- [Okuma metni]:

Sevgili okurlarım, Türkiye’de olanları hep birlikte izliyoruz ve izledikçe şaşırıyoruz. CHP’li belediye başkanları, başta İmamoğlu olmak üzere neredeyse tam kadro tutuklandı. Bundan sonra bırakılacaklarını da hiç sanmıyorum.

Bu işler henüz bitmedi. Hak, hukuk, adalet kavramları yok edildi ve arkası gelecek.

Vatandaş kimliğimizle memlekette neler olduğunu dikkatle izlemek zorundayız.

Bu gözaltılar, tutuklamalar ve sonrası konusunda bir şey dikkatimi çekiyor.

Savcılıklar tarafından başlatılan soruşturmalarla birlikte gözaltına alınanların verdiği ifadeler, önce yandaş medyaya servis edilip yayınlanması sağlanıyor.

Yandaş medyanın hangi yayın organlarından oluştuğu belli.

Adamların sürüsüne bereket televizyonları var, gazeteleri var. Önce onlar yayınlıyor...

- [Materyaller]:
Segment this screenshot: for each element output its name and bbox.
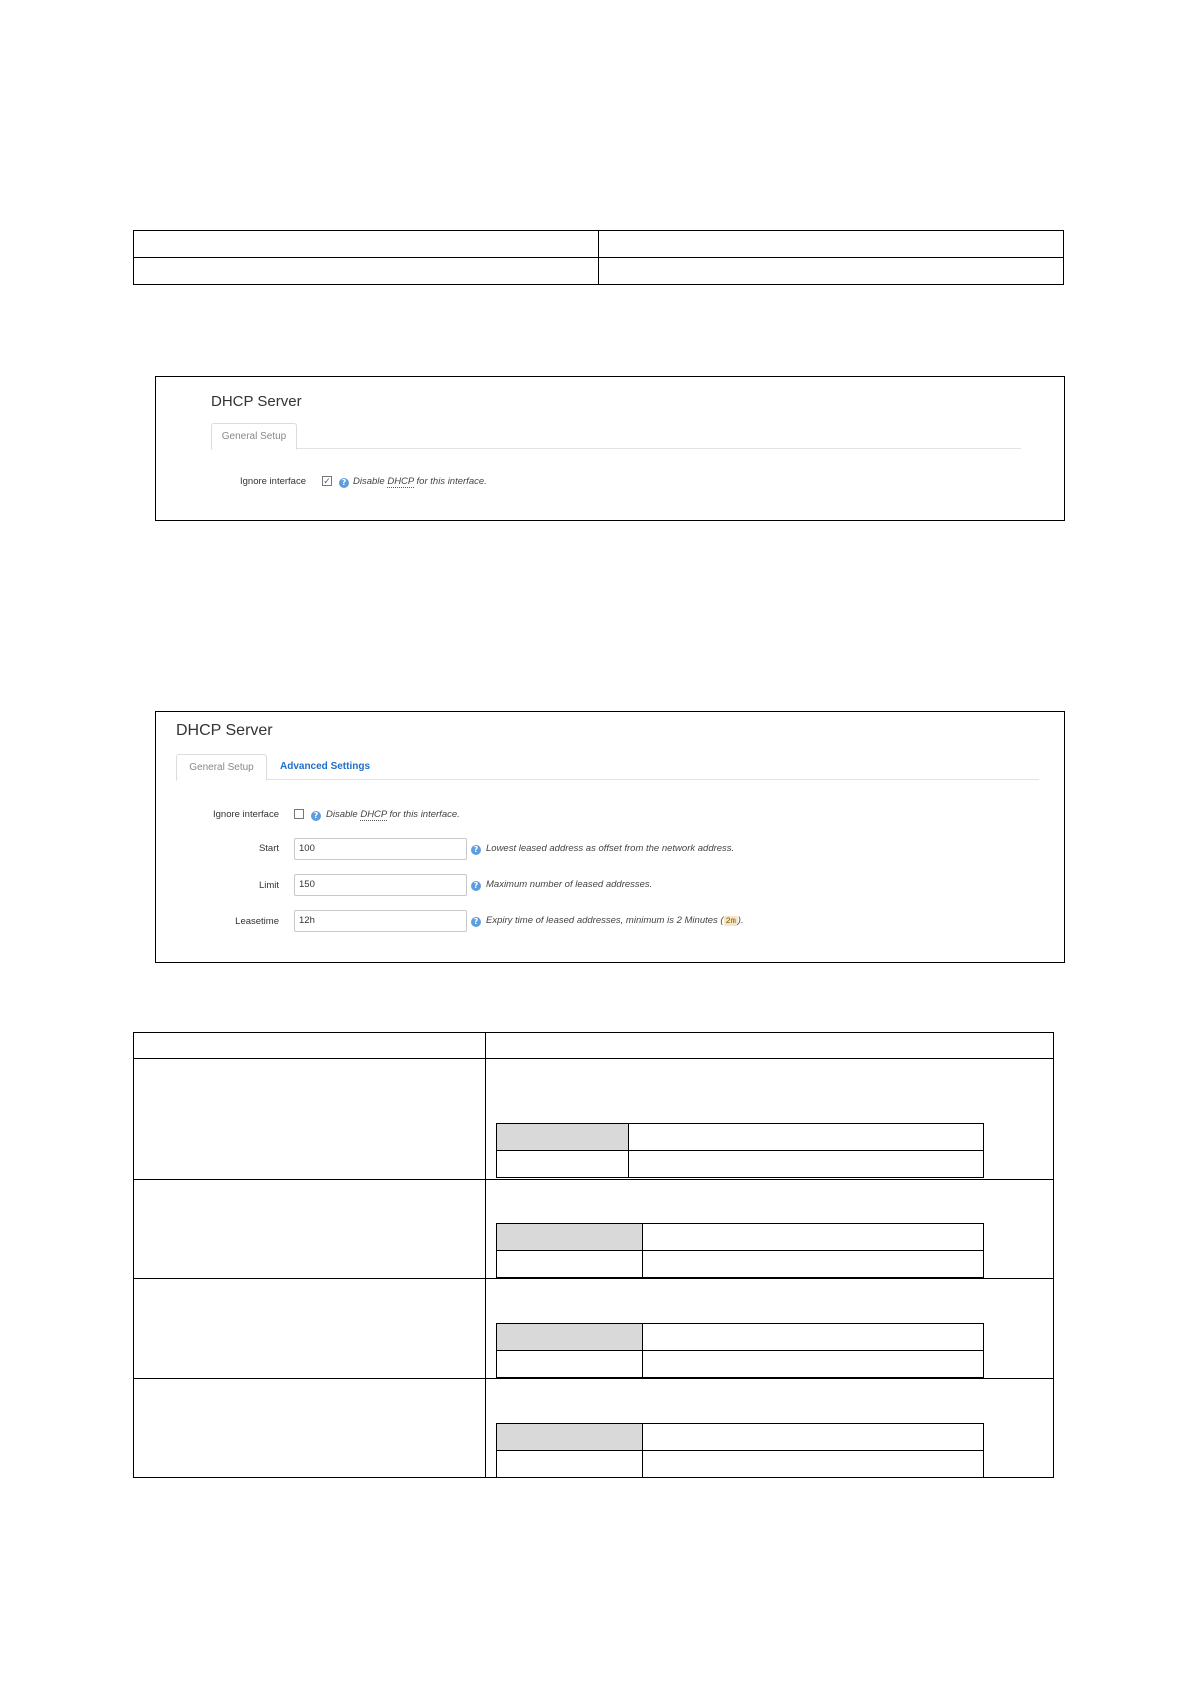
- table-cell: [497, 1324, 643, 1351]
- limit-input[interactable]: 150: [294, 874, 467, 896]
- hint-text: for this interface.: [416, 476, 487, 487]
- table-cell: [643, 1324, 984, 1351]
- table-cell: [497, 1451, 643, 1478]
- table-cell: [629, 1151, 984, 1178]
- help-icon: ?: [471, 881, 481, 891]
- help-icon: ?: [339, 478, 349, 488]
- hint-post: ).: [737, 915, 744, 926]
- tab-general-setup[interactable]: General Setup: [176, 754, 267, 781]
- help-icon: ?: [311, 811, 321, 821]
- table-cell: [497, 1351, 643, 1378]
- table-cell: [599, 231, 1064, 258]
- table-cell: [629, 1124, 984, 1151]
- top-table: [133, 230, 1064, 285]
- start-input[interactable]: 100: [294, 838, 467, 860]
- ignore-interface-checkbox[interactable]: [294, 809, 304, 819]
- tab-bar: [176, 754, 1039, 780]
- panel-title: DHCP Server: [176, 722, 273, 739]
- hint-code: 2m: [725, 916, 736, 926]
- start-hint: Lowest leased address as offset from the network address.: [486, 843, 735, 854]
- limit-label: Limit: [258, 880, 279, 891]
- hint-pre: Expiry time of leased addresses, minimum is 2 Minutes (: [486, 915, 724, 926]
- nested-table: [496, 1223, 984, 1278]
- ignore-interface-label: Ignore interface: [239, 476, 306, 487]
- help-icon: ?: [471, 845, 481, 855]
- panel-title: DHCP Server: [211, 393, 302, 410]
- hint-abbr: DHCP: [387, 476, 414, 487]
- table-cell: [643, 1424, 984, 1451]
- hint-pre: Disable: [353, 476, 385, 487]
- dhcp-server-panel-1: [155, 376, 1065, 521]
- table-cell: [497, 1124, 629, 1151]
- table-cell: [497, 1151, 629, 1178]
- row-separator: [134, 1378, 1053, 1379]
- table-cell: [497, 1224, 643, 1251]
- row-separator: [134, 1278, 1053, 1279]
- table-cell: [643, 1251, 984, 1278]
- limit-hint: Maximum number of leased addresses.: [486, 879, 653, 890]
- hint-pre: Disable: [326, 809, 358, 820]
- table-cell: [497, 1424, 643, 1451]
- ignore-interface-hint: [353, 476, 487, 487]
- hint-abbr: DHCP: [360, 809, 387, 820]
- table-cell: [497, 1251, 643, 1278]
- table-cell: [599, 258, 1064, 285]
- table-cell: [134, 231, 599, 258]
- table-cell: [643, 1451, 984, 1478]
- dhcp-server-panel-2: [155, 711, 1065, 963]
- tab-general-setup[interactable]: General Setup: [211, 423, 297, 450]
- tab-bar: [211, 423, 1021, 449]
- leasetime-input[interactable]: 12h: [294, 910, 467, 932]
- leasetime-label: Leasetime: [235, 916, 279, 927]
- row-separator: [134, 1179, 1053, 1180]
- leasetime-hint: [486, 915, 744, 926]
- table-cell: [134, 258, 599, 285]
- nested-table: [496, 1323, 984, 1378]
- ignore-interface-hint: [326, 809, 460, 820]
- tab-advanced-settings[interactable]: Advanced Settings: [280, 761, 371, 772]
- table-cell: [643, 1224, 984, 1251]
- header-row: [134, 1033, 1053, 1059]
- table-cell: [643, 1351, 984, 1378]
- ignore-interface-label: Ignore interface: [212, 809, 279, 820]
- start-label: Start: [258, 843, 279, 854]
- parameter-table: [133, 1032, 1054, 1478]
- nested-table: [496, 1423, 984, 1478]
- ignore-interface-checkbox[interactable]: ✓: [323, 476, 331, 486]
- hint-text: for this interface.: [389, 809, 460, 820]
- help-icon: ?: [471, 917, 481, 927]
- column-divider: [485, 1033, 486, 1477]
- nested-table: [496, 1123, 984, 1178]
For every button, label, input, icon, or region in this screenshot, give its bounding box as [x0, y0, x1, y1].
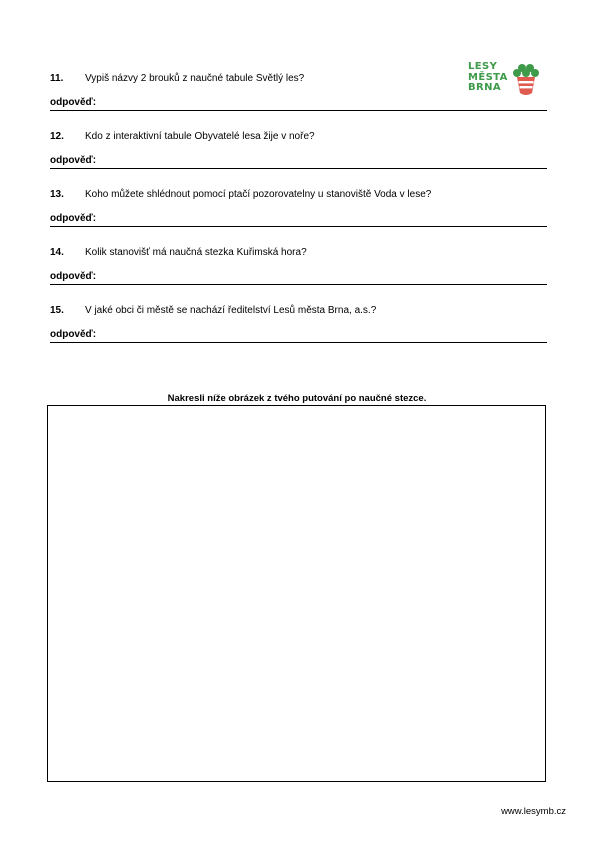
logo-line-2: MĚSTA — [468, 71, 508, 83]
question-14 — [50, 247, 547, 297]
question-text: Kolik stanovišť má naučná stezka Kuřimská hora? — [85, 247, 307, 258]
question-text: Vypiš názvy 2 brouků z naučné tabule Světlý les? — [85, 73, 305, 84]
question-text: V jaké obci či městě se nachází ředitelství Lesů města Brna, a.s.? — [85, 305, 377, 316]
drawing-area[interactable] — [47, 405, 546, 782]
question-number: 11. — [50, 73, 64, 84]
question-number: 12. — [50, 131, 64, 142]
question-number: 13. — [50, 189, 64, 200]
question-15 — [50, 305, 547, 355]
drawing-instruction: Nakresli níže obrázek z tvého putování po naučné stezce. — [167, 393, 427, 404]
answer-line[interactable] — [50, 226, 547, 227]
answer-label: odpověď: — [50, 97, 97, 108]
question-11 — [50, 73, 547, 123]
footer-website: www.lesymb.cz — [501, 806, 566, 817]
question-text: Kdo z interaktivní tabule Obyvatelé lesa žije v noře? — [85, 131, 315, 142]
logo-line-3: BRNA — [468, 82, 502, 93]
question-number: 14. — [50, 247, 64, 258]
question-13 — [50, 189, 547, 239]
answer-line[interactable] — [50, 342, 547, 343]
answer-label: odpověď: — [50, 329, 97, 340]
answer-label: odpověď: — [50, 213, 97, 224]
question-number: 15. — [50, 305, 64, 316]
question-text: Koho můžete shlédnout pomocí ptačí pozorovatelny u stanoviště Voda v lese? — [85, 189, 432, 200]
answer-label: odpověď: — [50, 271, 97, 282]
question-12 — [50, 131, 547, 181]
answer-line[interactable] — [50, 168, 547, 169]
logo-line-1: LESY — [468, 61, 498, 72]
answer-line[interactable] — [50, 110, 547, 111]
answer-line[interactable] — [50, 284, 547, 285]
answer-label: odpověď: — [50, 155, 97, 166]
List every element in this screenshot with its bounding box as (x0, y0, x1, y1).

- [Görev listesi]:
1: Tutuklamalar hakkındaki yazıya göre gözaltına alınanların ifadeleri önce nereye servis ediliyor?
2: Tutuklamalar hakkındaki yazıyı son cümlesinden sonra gelecek biçimde sürdürün.

- [Yazılı cevaplar]:
1: Önce yandaş medyaya servis edilip yayınlanması sağlanıyor.

2:
“Haber merkezimizin ele geçirdiği belgelere göre...”

★★★

Piyasada çok sayıda itirafçı var, muhbir vatandaş var!

Bunların çoğu geçmişte bir sürü pisliğe bulaşmış olan rezil tipler.

Rüşvet almışlar, rüşvet vermişler, her haltı yemişler ve şimdi kendi paçalarını kurtarmak için bir sürü yalan söylemekten, başkalarını suçlamaktan utanmayan birileri.

Bazıları gözaltına alınıyor ya da tutuklanıyor.

Onlar için bu sıkıntılı durumlardan kurtulmanın tek yolu itirafçı olmak, CHP’li belediyeleri ve özellikle de başkanları suçlamak! Bunu yapınca iş kolaylaşıyor.

Çoğu zaman serbest bırakılıyorlar.

★★★

Şimdi gelelim işin püf noktasına...

Bunların verdiği ve gizli olması gereken suçlayıcı ifadeler her nedense, önce bizim yandaş medyada kelimesi kelimesine, hem de abartılarak yer buluyor.

Bu olanlar ise vatandaşın nezdinde adaletin güvenilirliği ve yargı bağımsızlığı konusundaki güven duygularını ister istemez zedeliyor. 

İtirafçıların bazı sözleri şöyle:

“Bana ulaşan söylentilere göre...”

“Ortağıma demişler ki...”

“Anladığım kadarıyla...”

★★★

Adalet Bakanı her fırsatta aynı şeyi söylüyor...

“Türk yargısı bağımsızdır, verilen kararlara hiç kimse müdahale edemez.”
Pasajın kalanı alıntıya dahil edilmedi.